:: TASK GOAL ::
Repeat the entire listing exactly as written.

━━━ DATA IN THIS EXERCISE ━━━

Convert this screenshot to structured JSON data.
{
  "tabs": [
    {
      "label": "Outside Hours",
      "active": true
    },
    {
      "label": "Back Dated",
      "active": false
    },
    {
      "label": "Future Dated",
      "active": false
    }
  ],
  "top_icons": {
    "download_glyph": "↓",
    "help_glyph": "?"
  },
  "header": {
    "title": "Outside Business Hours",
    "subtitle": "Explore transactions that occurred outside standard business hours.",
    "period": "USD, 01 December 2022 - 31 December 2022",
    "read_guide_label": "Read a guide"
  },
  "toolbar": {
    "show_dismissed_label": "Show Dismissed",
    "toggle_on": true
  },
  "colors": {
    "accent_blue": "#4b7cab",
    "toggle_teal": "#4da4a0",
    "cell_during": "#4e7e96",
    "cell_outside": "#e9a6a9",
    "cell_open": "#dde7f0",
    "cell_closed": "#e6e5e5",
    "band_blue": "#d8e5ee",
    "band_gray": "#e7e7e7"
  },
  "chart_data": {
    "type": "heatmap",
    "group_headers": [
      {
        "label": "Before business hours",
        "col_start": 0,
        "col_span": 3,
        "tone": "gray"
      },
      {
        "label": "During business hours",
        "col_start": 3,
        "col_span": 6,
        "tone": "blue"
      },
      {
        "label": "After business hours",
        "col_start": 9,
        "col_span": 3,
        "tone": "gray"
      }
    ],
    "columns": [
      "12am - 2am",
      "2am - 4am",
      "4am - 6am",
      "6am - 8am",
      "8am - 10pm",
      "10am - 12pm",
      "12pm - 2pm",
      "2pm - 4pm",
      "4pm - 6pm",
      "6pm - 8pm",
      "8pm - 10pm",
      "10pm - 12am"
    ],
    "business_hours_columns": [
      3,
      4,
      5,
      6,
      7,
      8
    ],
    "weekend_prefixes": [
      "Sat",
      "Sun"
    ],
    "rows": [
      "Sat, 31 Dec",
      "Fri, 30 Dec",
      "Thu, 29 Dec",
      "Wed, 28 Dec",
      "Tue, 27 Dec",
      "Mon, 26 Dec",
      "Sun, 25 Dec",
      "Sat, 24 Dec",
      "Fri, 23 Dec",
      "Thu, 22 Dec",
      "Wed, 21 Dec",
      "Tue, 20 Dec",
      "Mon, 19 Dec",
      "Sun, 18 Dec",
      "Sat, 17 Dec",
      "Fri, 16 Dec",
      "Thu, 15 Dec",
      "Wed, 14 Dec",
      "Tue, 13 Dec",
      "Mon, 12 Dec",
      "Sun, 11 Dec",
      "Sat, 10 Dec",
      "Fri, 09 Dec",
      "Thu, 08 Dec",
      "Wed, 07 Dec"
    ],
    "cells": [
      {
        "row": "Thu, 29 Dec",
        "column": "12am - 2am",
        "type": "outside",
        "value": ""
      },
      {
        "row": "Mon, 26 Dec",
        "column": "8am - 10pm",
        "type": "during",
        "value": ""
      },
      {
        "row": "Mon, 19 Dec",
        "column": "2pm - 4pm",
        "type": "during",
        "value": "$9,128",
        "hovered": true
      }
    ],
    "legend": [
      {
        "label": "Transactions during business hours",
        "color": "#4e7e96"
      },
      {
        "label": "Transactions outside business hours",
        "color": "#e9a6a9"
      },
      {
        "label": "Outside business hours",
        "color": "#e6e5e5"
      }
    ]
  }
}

━━━

:: THE RESULT ::
Convert this screenshot to structured JSON data.
{
  "tabs": [
    {
      "label": "Outside Hours",
      "active": true
    },
    {
      "label": "Back Dated",
      "active": false
    },
    {
      "label": "Future Dated",
      "active": false
    }
  ],
  "top_icons": {
    "download_glyph": "↓",
    "help_glyph": "?"
  },
  "header": {
    "title": "Outside Business Hours",
    "subtitle": "Explore transactions that occurred outside standard business hours.",
    "period": "USD, 01 December 2022 - 31 December 2022",
    "read_guide_label": "Read a guide"
  },
  "toolbar": {
    "show_dismissed_label": "Show Dismissed",
    "toggle_on": true
  },
  "colors": {
    "accent_blue": "#4b7cab",
    "toggle_teal": "#4da4a0",
    "cell_during": "#4e7e96",
    "cell_outside": "#e9a6a9",
    "cell_open": "#dde7f0",
    "cell_closed": "#e6e5e5",
    "band_blue": "#d8e5ee",
    "band_gray": "#e7e7e7"
  },
  "chart_data": {
    "type": "heatmap",
    "group_headers": [
      {
        "label": "Before business hours",
        "col_start": 0,
        "col_span": 3,
        "tone": "gray"
      },
      {
        "label": "During business hours",
        "col_start": 3,
        "col_span": 6,
        "tone": "blue"
      },
      {
        "label": "After business hours",
        "col_start": 9,
        "col_span": 3,
        "tone": "gray"
      }
    ],
    "columns": [
      "12am - 2am",
      "2am - 4am",
      "4am - 6am",
      "6am - 8am",
      "8am - 10pm",
      "10am - 12pm",
      "12pm - 2pm",
      "2pm - 4pm",
      "4pm - 6pm",
      "6pm - 8pm",
      "8pm - 10pm",
      "10pm - 12am"
    ],
    "business_hours_columns": [
      3,
      4,
      5,
      6,
      7,
      8
    ],
    "weekend_prefixes": [
      "Sat",
      "Sun"
    ],
    "rows": [
      "Sat, 31 Dec",
      "Fri, 30 Dec",
      "Thu, 29 Dec",
      "Wed, 28 Dec",
      "Tue, 27 Dec",
      "Mon, 26 Dec",
      "Sun, 25 Dec",
      "Sat, 24 Dec",
      "Fri, 23 Dec",
      "Thu, 22 Dec",
      "Wed, 21 Dec",
      "Tue, 20 Dec",
      "Mon, 19 Dec",
      "Sun, 18 Dec",
      "Sat, 17 Dec",
      "Fri, 16 Dec",
      "Thu, 15 Dec",
      "Wed, 14 Dec",
      "Tue, 13 Dec",
      "Mon, 12 Dec",
      "Sun, 11 Dec",
      "Sat, 10 Dec",
      "Fri, 09 Dec",
      "Thu, 08 Dec",
      "Wed, 07 Dec"
    ],
    "cells": [
      {
        "row": "Thu, 29 Dec",
        "column": "12am - 2am",
        "type": "outside",
        "value": ""
      },
      {
        "row": "Mon, 26 Dec",
        "column": "8am - 10pm",
        "type": "during",
        "value": ""
      },
      {
        "row": "Mon, 19 Dec",
        "column": "2pm - 4pm",
        "type": "during",
        "value": "$9,128",
        "hovered": true
      }
    ],
    "legend": [
      {
        "label": "Transactions during business hours",
        "color": "#4e7e96"
      },
      {
        "label": "Transactions outside business hours",
        "color": "#e9a6a9"
      },
      {
        "label": "Outside business hours",
        "color": "#e6e5e5"
      }
    ]
  }
}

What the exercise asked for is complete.